Write out the entire listing below exactly as it appears, minus any pictures.

Dataset items
──────────────────────────────
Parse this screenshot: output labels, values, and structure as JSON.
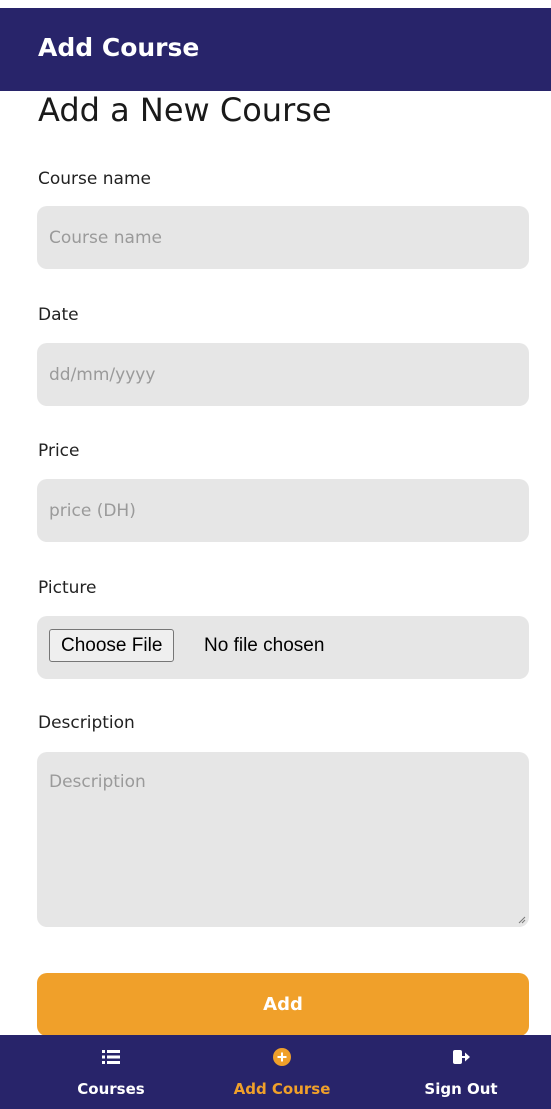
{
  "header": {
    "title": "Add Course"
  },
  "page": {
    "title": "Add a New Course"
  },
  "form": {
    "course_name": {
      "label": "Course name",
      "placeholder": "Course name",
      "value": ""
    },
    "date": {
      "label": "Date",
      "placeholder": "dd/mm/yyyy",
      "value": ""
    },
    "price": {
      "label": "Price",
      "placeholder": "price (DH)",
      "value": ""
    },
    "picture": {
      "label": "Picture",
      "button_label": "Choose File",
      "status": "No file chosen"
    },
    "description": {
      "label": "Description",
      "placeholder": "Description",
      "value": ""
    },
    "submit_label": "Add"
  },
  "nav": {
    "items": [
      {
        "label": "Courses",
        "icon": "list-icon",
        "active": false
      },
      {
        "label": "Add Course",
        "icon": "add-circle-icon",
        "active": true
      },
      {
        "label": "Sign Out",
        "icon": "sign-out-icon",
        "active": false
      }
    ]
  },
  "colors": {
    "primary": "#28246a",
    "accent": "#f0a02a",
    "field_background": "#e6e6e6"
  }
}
──────────────────────────────
Solution to the problem
Parse this screenshot: output labels, values, and structure as JSON.
{
  "header": {
    "title": "Add Course"
  },
  "page": {
    "title": "Add a New Course"
  },
  "form": {
    "course_name": {
      "label": "Course name",
      "placeholder": "Course name",
      "value": ""
    },
    "date": {
      "label": "Date",
      "placeholder": "dd/mm/yyyy",
      "value": ""
    },
    "price": {
      "label": "Price",
      "placeholder": "price (DH)",
      "value": ""
    },
    "picture": {
      "label": "Picture",
      "button_label": "Choose File",
      "status": "No file chosen"
    },
    "description": {
      "label": "Description",
      "placeholder": "Description",
      "value": ""
    },
    "submit_label": "Add"
  },
  "nav": {
    "items": [
      {
        "label": "Courses",
        "icon": "list-icon",
        "active": false
      },
      {
        "label": "Add Course",
        "icon": "add-circle-icon",
        "active": true
      },
      {
        "label": "Sign Out",
        "icon": "sign-out-icon",
        "active": false
      }
    ]
  },
  "colors": {
    "primary": "#28246a",
    "accent": "#f0a02a",
    "field_background": "#e6e6e6"
  }
}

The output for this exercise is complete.